И словно специально для того, чтобы усилить благочестивые сомнения церковников в тождестве вероучения церкви с «вероучением» Гёте, он тут же добавляет: «Но если меня спросят, соответствует ли моей натуре преклонение перед солнцам, я также скажу; конечно! Ибо это тоже откровение высшего начала, в притом самое мощное из всего, что дано воспринимать нам, детям земли. Я чту в нем свет и зиждущую силу божества, благодаря которой мы живем и действуем, и вместе с нами все растения и животные». Словом:
Дабы разом покончить со всякой церковностью, Гёте заключает свое признание «крепко и добротно»: «Если же меня спросят, склонен ли я преклонить колена перед костью большого пальца апостола Петра или Павла, то я скажу: пощадите меня и избавьте от этих нелепостей… В постановлениях церкви очень много вздору. Но церковь хочет господствовать и держать в своих руках ограниченную толпу… Богатое высшее духовенство ничего так не боится, как просвещения масс. Очень долгое время оно не подпускало их даже к Библии… И в самом деле, что подумал бы бедный член христианской общины о царственном великолепии богатого епископа, прочти он в Евангелии о бедности и нужде Христа, скромно ходившего пешком со своими учениками, тогда как князь-епископ разъезжает в карете, запряженной шестерней!»
---------------
Обязательные задания
a: Ответьте на вопрос по отрывку о Гёте и церкви: чего, по словам Гёте, больше всего боится богатое высшее духовенство?
b: Продолжите отрывок о Гёте и церкви, начиная сразу после его последнего предложения.
Строки, приведённые далее, никак не связаны с отрывком о Гёте и церкви.

(Исходные строки)
---------------
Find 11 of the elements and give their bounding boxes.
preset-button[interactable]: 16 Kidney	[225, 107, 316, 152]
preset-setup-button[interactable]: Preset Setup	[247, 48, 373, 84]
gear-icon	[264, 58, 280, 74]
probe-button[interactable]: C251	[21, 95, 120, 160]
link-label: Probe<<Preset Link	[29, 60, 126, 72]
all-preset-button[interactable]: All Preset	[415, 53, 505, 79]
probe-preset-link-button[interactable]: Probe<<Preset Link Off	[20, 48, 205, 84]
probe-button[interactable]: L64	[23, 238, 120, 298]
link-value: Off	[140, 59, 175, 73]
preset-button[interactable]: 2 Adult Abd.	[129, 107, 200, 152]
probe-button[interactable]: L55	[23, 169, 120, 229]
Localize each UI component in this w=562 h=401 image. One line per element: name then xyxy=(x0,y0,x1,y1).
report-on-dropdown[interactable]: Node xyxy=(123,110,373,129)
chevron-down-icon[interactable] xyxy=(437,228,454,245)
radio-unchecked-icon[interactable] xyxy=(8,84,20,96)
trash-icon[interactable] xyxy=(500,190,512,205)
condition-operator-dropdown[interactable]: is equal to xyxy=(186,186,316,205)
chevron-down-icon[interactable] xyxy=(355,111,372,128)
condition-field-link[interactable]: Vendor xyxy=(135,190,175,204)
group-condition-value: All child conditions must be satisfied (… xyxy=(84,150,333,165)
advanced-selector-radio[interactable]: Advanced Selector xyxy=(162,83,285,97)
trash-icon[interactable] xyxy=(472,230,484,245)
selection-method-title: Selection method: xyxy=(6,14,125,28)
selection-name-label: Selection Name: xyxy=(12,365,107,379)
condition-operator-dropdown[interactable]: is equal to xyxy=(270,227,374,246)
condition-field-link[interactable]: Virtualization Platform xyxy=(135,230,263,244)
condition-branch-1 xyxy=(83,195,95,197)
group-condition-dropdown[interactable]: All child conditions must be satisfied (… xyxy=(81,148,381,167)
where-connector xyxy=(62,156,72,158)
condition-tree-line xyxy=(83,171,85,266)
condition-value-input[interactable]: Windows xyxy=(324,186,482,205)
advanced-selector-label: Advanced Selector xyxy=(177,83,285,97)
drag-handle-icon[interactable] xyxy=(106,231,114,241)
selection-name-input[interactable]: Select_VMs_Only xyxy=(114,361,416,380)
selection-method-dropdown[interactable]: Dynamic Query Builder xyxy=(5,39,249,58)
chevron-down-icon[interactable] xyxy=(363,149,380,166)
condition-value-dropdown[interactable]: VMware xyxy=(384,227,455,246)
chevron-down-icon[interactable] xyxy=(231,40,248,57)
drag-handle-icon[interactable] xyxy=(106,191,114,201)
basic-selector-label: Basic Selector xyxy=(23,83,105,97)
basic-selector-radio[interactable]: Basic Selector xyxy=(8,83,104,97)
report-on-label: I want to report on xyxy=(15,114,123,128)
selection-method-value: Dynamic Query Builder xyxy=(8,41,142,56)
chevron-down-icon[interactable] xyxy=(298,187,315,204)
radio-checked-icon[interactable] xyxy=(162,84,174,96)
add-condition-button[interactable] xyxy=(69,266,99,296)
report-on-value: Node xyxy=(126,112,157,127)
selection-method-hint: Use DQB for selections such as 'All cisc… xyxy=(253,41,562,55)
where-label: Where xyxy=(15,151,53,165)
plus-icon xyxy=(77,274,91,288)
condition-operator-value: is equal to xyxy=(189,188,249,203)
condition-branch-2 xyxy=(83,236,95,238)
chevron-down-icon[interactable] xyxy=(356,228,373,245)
---------------
Ответы ниже
a: Просвещения масс.

b:
Более чем пятьдесят лет Гёте усердно занимался историей церкви, но не столько ее догматами, сколько ее политической ролью. Если он тем не менее прибегает к религиозной терминологии, то она в его устах носила вполне метафорический характер: так «боговдохновенны», по его утверждению, Рафаэль, Моцарт, Шекспир — «носители высшей духовной продуктивности». Впрочем, Гёте нередко выпадал из роли искусного дипломата и вгонял в дрожь и в страх своих благочестивых собеседников. «В одиннадцать часов я снова посетил Гёте, — пишет в своем дневнике Сульпиций Буассерэ. — Опять ударился в богохульства… От его сарказмов мне начинало казаться, что я на Брокене» (на шабаше ведьм).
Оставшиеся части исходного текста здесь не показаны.